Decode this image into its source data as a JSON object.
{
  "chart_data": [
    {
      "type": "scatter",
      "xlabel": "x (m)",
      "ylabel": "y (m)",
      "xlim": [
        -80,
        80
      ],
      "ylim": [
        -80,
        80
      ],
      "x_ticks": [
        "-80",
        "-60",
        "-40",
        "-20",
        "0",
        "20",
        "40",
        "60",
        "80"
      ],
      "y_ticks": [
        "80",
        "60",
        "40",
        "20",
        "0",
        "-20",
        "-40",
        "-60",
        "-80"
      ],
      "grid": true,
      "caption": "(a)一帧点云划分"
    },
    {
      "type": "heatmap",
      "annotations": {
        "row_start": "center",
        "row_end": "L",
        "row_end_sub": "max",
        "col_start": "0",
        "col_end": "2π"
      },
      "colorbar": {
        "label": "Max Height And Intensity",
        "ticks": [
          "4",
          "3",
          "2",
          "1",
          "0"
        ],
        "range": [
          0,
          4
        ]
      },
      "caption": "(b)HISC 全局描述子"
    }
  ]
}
^^^^
#### Task directions
Take the listing above and write it out again exactly.

#### Correct answer
Decode this image into its source data as a JSON object.
{
  "chart_data": [
    {
      "type": "scatter",
      "xlabel": "x (m)",
      "ylabel": "y (m)",
      "xlim": [
        -80,
        80
      ],
      "ylim": [
        -80,
        80
      ],
      "x_ticks": [
        "-80",
        "-60",
        "-40",
        "-20",
        "0",
        "20",
        "40",
        "60",
        "80"
      ],
      "y_ticks": [
        "80",
        "60",
        "40",
        "20",
        "0",
        "-20",
        "-40",
        "-60",
        "-80"
      ],
      "grid": true,
      "caption": "(a)一帧点云划分"
    },
    {
      "type": "heatmap",
      "annotations": {
        "row_start": "center",
        "row_end": "L",
        "row_end_sub": "max",
        "col_start": "0",
        "col_end": "2π"
      },
      "colorbar": {
        "label": "Max Height And Intensity",
        "ticks": [
          "4",
          "3",
          "2",
          "1",
          "0"
        ],
        "range": [
          0,
          4
        ]
      },
      "caption": "(b)HISC 全局描述子"
    }
  ]
}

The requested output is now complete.